## Do this
Here are some records; copy every line that holds the word "Depatment".
-- START Stored data --
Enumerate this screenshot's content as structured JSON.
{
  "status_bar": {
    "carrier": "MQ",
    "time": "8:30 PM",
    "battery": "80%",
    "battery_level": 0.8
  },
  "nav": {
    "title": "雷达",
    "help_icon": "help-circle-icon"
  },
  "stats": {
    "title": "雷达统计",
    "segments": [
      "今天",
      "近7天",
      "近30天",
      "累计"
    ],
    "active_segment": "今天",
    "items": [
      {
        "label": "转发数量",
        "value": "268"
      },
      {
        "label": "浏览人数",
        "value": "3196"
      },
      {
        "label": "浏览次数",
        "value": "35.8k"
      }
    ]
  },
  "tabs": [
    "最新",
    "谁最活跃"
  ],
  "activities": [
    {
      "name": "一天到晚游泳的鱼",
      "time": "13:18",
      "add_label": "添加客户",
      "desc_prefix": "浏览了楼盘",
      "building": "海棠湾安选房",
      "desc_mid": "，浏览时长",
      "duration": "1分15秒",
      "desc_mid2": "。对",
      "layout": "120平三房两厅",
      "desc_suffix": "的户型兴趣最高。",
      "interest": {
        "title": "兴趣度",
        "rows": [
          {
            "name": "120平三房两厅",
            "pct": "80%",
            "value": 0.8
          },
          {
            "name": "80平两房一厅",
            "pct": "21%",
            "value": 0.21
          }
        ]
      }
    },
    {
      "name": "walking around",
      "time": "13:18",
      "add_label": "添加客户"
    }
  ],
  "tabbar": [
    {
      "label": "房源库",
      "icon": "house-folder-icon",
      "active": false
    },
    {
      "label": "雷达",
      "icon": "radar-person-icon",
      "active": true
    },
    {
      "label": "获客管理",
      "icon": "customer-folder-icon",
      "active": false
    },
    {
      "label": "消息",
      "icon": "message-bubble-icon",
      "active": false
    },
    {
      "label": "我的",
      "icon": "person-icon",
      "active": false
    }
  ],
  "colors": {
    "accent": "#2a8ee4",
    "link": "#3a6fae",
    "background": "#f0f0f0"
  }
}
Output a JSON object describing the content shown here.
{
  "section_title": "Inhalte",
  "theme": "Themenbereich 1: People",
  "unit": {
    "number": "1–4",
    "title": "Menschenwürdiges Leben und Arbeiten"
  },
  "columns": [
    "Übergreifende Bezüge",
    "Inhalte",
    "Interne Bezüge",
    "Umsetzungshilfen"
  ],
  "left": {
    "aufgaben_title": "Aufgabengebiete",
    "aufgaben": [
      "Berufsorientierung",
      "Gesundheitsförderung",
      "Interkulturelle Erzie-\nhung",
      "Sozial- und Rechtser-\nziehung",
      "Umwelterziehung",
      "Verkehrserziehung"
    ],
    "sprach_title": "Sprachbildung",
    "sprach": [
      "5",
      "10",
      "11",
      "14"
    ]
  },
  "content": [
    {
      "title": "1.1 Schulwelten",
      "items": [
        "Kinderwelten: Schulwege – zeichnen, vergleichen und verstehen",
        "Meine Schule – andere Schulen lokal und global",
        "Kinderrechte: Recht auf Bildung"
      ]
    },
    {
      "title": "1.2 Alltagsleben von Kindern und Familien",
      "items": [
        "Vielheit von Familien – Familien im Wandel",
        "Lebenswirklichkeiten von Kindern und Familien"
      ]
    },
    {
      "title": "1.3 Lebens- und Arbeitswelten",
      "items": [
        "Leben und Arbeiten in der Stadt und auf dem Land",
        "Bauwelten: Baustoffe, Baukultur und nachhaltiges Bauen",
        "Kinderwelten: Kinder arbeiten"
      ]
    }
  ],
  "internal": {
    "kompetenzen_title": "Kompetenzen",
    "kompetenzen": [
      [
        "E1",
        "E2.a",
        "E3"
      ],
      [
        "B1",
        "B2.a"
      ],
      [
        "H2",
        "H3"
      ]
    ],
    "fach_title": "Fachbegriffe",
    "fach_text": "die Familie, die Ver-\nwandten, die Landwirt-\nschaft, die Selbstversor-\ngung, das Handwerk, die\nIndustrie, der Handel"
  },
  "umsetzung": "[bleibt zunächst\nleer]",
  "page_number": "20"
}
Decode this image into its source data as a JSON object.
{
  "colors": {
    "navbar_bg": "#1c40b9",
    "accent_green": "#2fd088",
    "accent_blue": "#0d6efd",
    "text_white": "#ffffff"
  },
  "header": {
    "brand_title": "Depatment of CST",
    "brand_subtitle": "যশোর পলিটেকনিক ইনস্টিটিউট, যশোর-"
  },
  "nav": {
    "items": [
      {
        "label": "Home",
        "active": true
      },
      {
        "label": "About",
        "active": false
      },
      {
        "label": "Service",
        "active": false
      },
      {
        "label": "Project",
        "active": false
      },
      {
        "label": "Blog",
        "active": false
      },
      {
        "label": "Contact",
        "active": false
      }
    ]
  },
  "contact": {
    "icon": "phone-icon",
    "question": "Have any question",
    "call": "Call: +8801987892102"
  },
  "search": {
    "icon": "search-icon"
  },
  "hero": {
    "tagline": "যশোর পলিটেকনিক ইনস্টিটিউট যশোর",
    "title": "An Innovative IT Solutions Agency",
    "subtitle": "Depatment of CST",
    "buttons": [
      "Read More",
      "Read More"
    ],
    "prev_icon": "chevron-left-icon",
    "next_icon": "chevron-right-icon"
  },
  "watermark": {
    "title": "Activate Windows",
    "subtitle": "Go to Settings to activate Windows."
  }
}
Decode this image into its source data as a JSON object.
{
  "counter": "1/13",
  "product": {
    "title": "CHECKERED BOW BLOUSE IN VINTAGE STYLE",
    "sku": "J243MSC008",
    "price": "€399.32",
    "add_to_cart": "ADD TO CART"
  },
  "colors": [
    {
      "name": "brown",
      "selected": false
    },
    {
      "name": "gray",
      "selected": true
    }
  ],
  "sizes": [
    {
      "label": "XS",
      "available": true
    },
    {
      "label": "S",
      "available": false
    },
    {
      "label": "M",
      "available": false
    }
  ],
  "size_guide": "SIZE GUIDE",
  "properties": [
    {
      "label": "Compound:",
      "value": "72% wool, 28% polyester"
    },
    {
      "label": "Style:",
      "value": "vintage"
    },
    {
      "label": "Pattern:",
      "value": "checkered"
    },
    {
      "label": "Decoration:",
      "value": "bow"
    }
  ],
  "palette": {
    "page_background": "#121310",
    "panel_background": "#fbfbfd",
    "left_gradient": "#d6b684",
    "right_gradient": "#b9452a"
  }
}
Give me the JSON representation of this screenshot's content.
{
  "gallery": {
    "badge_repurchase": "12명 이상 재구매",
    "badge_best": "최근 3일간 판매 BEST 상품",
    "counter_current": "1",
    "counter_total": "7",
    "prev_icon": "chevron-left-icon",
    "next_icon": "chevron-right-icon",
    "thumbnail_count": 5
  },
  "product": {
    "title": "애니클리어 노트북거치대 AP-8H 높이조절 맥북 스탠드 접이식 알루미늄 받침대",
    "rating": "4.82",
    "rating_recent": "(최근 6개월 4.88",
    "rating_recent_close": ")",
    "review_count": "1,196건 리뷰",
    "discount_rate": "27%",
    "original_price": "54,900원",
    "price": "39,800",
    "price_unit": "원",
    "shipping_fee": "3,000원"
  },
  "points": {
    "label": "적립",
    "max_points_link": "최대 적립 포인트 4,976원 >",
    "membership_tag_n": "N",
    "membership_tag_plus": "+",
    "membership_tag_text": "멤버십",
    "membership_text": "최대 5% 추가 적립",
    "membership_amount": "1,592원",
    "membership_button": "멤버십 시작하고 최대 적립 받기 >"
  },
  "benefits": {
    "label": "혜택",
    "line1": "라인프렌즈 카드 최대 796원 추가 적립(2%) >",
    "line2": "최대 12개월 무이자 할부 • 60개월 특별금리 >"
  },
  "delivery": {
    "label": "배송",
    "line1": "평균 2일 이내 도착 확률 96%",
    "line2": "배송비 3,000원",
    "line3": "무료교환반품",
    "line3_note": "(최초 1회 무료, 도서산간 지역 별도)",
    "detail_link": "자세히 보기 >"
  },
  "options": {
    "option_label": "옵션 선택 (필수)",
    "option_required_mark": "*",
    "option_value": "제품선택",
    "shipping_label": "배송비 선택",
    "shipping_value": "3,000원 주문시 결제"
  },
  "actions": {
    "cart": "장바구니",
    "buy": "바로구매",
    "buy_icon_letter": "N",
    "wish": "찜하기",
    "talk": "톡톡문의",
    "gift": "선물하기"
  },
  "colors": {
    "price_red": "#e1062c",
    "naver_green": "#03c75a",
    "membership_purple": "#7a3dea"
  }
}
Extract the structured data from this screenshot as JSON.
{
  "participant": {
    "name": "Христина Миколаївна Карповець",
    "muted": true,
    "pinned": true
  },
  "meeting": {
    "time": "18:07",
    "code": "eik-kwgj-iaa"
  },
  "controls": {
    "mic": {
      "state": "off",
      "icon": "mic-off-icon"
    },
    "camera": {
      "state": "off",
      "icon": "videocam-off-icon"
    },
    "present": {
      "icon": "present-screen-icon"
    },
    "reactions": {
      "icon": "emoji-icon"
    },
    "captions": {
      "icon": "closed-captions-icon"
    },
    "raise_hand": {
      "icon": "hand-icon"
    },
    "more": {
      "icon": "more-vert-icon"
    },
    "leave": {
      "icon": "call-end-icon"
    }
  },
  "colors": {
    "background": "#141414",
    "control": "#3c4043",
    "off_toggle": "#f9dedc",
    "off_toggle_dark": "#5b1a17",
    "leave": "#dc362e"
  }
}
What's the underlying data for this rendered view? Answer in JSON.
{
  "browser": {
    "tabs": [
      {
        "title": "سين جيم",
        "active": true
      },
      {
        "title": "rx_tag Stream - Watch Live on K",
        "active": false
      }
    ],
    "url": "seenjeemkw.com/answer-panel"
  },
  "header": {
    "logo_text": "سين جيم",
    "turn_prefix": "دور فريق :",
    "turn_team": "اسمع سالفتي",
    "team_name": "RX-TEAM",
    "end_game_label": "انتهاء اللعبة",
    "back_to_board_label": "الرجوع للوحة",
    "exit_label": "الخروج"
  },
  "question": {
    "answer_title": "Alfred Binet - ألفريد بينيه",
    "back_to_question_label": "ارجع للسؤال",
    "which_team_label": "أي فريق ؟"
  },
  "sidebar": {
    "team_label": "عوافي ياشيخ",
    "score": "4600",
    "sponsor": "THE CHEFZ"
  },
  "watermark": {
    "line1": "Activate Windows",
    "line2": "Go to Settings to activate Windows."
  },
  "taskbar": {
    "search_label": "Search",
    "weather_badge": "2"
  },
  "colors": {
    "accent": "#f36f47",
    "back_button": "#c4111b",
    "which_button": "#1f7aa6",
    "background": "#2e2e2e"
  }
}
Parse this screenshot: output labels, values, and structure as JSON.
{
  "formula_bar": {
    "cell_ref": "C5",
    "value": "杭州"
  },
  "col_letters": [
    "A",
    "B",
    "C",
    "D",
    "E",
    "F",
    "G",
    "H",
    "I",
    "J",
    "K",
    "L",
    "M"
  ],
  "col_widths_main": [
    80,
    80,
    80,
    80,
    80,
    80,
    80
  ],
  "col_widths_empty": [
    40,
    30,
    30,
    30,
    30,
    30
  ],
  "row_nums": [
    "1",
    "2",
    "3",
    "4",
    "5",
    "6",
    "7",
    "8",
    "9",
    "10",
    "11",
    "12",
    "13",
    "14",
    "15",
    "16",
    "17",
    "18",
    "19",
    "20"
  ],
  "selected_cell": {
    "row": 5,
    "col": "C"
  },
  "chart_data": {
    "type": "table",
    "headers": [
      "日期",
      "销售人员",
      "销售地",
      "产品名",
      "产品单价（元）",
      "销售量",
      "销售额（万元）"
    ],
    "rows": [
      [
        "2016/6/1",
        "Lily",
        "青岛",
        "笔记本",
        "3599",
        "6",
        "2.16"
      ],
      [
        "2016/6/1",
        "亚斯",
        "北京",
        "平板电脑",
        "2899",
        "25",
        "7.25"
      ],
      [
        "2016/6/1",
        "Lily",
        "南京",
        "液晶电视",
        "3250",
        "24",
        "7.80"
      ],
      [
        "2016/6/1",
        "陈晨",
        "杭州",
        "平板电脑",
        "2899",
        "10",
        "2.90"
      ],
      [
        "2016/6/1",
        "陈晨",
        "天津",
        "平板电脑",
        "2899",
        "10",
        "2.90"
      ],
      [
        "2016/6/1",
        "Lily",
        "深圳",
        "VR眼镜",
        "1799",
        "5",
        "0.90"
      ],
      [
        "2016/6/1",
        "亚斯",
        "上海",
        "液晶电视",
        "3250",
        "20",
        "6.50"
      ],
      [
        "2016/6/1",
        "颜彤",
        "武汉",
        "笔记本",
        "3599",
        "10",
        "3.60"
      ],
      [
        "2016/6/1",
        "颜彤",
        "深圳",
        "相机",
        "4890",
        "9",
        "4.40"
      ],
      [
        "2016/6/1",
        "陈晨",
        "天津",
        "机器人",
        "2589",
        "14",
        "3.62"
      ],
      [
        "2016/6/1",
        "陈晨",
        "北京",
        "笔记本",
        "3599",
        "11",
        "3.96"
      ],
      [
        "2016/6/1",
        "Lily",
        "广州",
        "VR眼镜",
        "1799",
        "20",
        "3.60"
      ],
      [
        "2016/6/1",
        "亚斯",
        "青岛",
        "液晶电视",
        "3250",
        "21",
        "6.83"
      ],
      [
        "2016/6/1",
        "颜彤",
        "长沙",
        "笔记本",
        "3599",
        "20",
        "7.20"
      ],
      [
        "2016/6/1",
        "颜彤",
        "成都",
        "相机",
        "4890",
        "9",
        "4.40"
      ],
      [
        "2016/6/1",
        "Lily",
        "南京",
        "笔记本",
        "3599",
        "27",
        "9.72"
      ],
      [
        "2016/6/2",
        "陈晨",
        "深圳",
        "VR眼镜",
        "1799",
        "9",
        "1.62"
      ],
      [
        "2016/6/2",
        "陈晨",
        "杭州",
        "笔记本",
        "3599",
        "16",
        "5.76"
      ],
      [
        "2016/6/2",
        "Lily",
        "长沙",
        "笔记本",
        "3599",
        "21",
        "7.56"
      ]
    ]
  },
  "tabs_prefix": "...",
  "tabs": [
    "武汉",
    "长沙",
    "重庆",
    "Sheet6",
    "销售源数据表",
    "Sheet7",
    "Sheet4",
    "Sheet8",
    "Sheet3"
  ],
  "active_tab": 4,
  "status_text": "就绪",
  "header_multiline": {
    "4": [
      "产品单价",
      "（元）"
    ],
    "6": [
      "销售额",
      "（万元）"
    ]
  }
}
-- END Stored data --
## Exercise output
    "brand_title": "Depatment of CST",
    "subtitle": "Depatment of CST",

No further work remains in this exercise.